• _Ausgangstext_:
++++++++++

Mehr als 1000 Zuhörer erleben das Eröffnungskonzert der Mosel Musikfestspiele via Leinwand auf dem Basilikavorplatz mit. Foto: Willy Speicher

Foto: willy speicher (wsp) ("TV-Upload speicher"

Trier. Ja, die "Missa solemnis"! Seit Adornos hellsichtig-kritischem Essay über das "Verfremdete Hauptwerk" hat sie den Rang des unbestrittenen Meisterwerks eingebüßt. Zu vieles an ihr bleibt rätselhaft distanziert, statisch, archaisch und oft weitab von dem Stil, den man für den Beethovens hält. Der Musik Schlüssigkeit mitzugeben, ihre Fremdheit aufzulösen, sie so nahe an die Hörer zu bringen, wie es der taube Komponist mit seiner Formel "Von Herzen, möge es wieder zu Herzen gehen" zur Sprache brachte - an dieser Aufgabe scheitern auch angesehene Interpreten.Mosel Musikfestival


Und dann nach 30 Jahren Mosel Musikfestival dieses Konzert: Da stellt sich der Bach-Chor Mainz unter den Schalldeckel der Trierer Konstantin-Basilika, da spielt die wunderbar anpassungsfähige Deutsche Radio-Philharmonie die 20 Einleitungstakte liebevoll aus. Die ersten "Kyrie"-Chorakkorde kommen mit einer Deutlichkeit, Präsenz und Statur, die beeindrucken. Der Klang der rund 60 Sänger geht mühelos über das mittelgroß besetzte Orchester hinweg und bleibt auch in den mörderisch hohen Forte-Partien frei von Forcierung. Dirigent Ralf Otto bettet Chor und Solisten sensibel ein in einen herrlich flexiblen Orchesterklang.
Das Orchester ist nicht nur Begleitung und Verstärkung, sondern mehr: eine eigenständige Gruppe, die Eigenes zu sagen hat. Otto setzt Beethovens Lautstärke-Angaben penibel um. Er gibt dem Forte eine Spur Leichtigkeit mit, nimmt dem "Kyrie" die gefährlich naheliegende, unpersönliche Statik, gibt Gloria und Credo Prägnanz ohne Forcierung, vertieft im "Benedictus" den innigen Tonfall der Musik, lässt das "Dona nobis pacem" sacht und leichthändig ausklingen. Und vor allem: Er gibt den zahlreichen Übergängen zwischen Chor, Orchester und Solisten Spannung und Balance mit.

++++++++++

• _Bereitgestellte Einträge_:
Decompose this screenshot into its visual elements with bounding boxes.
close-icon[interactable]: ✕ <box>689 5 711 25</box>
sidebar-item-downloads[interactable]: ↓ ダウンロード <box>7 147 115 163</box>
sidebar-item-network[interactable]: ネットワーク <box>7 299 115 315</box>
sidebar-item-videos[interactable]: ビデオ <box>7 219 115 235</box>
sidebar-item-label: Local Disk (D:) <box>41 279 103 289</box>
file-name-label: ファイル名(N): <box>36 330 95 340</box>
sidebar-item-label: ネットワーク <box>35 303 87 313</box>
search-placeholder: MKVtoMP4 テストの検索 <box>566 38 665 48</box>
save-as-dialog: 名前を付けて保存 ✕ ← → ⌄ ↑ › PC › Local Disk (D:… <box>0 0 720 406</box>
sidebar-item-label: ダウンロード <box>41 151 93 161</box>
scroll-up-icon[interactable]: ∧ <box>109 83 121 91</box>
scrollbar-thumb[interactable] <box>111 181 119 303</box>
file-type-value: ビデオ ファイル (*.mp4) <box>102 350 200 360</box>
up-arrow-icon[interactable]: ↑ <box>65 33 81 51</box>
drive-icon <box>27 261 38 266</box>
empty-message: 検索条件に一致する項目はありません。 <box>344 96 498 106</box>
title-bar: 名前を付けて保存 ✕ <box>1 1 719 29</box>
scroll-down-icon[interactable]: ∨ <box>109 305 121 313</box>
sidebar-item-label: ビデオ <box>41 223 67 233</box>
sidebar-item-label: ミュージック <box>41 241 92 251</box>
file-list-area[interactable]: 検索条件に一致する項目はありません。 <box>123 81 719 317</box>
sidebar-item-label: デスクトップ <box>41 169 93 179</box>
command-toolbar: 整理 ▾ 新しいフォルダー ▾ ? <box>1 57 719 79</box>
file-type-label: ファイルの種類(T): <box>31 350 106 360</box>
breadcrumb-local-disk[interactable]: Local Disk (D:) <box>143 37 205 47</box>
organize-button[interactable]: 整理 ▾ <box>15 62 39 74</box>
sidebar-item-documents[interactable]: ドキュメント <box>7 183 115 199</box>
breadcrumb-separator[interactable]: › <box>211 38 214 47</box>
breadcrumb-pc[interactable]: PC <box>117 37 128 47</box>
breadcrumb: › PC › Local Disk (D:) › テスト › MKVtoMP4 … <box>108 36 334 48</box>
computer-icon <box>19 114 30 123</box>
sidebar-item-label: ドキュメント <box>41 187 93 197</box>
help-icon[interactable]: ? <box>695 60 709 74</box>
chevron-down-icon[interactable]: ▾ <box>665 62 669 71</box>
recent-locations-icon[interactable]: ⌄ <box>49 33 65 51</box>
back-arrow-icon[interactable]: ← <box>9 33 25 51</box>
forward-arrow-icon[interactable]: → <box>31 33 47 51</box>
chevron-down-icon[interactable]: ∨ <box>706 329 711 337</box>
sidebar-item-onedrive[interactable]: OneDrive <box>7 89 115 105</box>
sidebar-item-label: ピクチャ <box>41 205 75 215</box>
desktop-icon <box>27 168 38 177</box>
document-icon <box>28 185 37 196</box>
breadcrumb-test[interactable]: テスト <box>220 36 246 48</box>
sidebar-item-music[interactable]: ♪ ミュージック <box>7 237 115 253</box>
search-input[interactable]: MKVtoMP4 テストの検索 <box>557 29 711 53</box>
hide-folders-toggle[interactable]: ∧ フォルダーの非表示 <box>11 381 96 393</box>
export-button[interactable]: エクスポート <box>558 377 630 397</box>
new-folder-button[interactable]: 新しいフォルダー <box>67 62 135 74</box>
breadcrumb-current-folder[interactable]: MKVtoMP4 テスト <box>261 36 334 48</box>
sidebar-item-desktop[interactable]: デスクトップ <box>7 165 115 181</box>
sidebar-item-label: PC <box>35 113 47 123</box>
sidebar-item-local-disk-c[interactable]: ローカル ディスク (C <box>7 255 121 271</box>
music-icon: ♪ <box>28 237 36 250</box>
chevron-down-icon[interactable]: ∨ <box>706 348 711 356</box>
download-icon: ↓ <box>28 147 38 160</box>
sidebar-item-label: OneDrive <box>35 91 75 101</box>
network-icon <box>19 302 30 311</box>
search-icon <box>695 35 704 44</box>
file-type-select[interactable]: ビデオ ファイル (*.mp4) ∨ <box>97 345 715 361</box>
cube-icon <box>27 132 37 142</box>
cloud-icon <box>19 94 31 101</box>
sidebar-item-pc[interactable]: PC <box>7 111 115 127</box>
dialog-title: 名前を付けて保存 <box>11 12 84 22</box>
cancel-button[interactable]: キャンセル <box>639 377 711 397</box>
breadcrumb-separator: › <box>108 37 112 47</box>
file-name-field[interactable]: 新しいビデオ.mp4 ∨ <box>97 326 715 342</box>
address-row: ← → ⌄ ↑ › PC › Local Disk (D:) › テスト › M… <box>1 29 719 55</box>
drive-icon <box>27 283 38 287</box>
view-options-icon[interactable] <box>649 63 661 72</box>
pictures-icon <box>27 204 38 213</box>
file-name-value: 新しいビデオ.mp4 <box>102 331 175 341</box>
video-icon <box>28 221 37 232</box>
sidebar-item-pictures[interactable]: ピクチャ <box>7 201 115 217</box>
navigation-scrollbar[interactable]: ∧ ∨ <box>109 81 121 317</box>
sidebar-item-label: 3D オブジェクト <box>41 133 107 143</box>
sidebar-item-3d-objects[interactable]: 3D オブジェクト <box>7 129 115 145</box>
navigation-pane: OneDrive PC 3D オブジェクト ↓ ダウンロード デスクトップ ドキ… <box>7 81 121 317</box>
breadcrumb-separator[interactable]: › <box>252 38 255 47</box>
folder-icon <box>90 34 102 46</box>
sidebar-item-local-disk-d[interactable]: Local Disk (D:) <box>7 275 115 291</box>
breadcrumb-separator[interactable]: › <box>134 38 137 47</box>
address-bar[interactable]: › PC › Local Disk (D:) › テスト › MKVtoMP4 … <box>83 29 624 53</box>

++++++++++

• _Arbeitsauftrag_:
Gib aus der Konzertkritik oben den Abschnitt wortgetreu aus, der bei den Worten „Und dann nach“ beginnt und nach „herrlich flexiblen Orchesterklang.“ endet.

• _Antwort zur Aufgabe_:
Und dann nach 30 Jahren Mosel Musikfestival dieses Konzert: Da stellt sich der Bach-Chor Mainz unter den Schalldeckel der Trierer Konstantin-Basilika, da spielt die wunderbar anpassungsfähige Deutsche Radio-Philharmonie die 20 Einleitungstakte liebevoll aus. Die ersten "Kyrie"-Chorakkorde kommen mit einer Deutlichkeit, Präsenz und Statur, die beeindrucken. Der Klang der rund 60 Sänger geht mühelos über das mittelgroß besetzte Orchester hinweg und bleibt auch in den mörderisch hohen Forte-Partien frei von Forcierung. Dirigent Ralf Otto bettet Chor und Solisten sensibel ein in einen herrlich flexiblen Orchesterklang.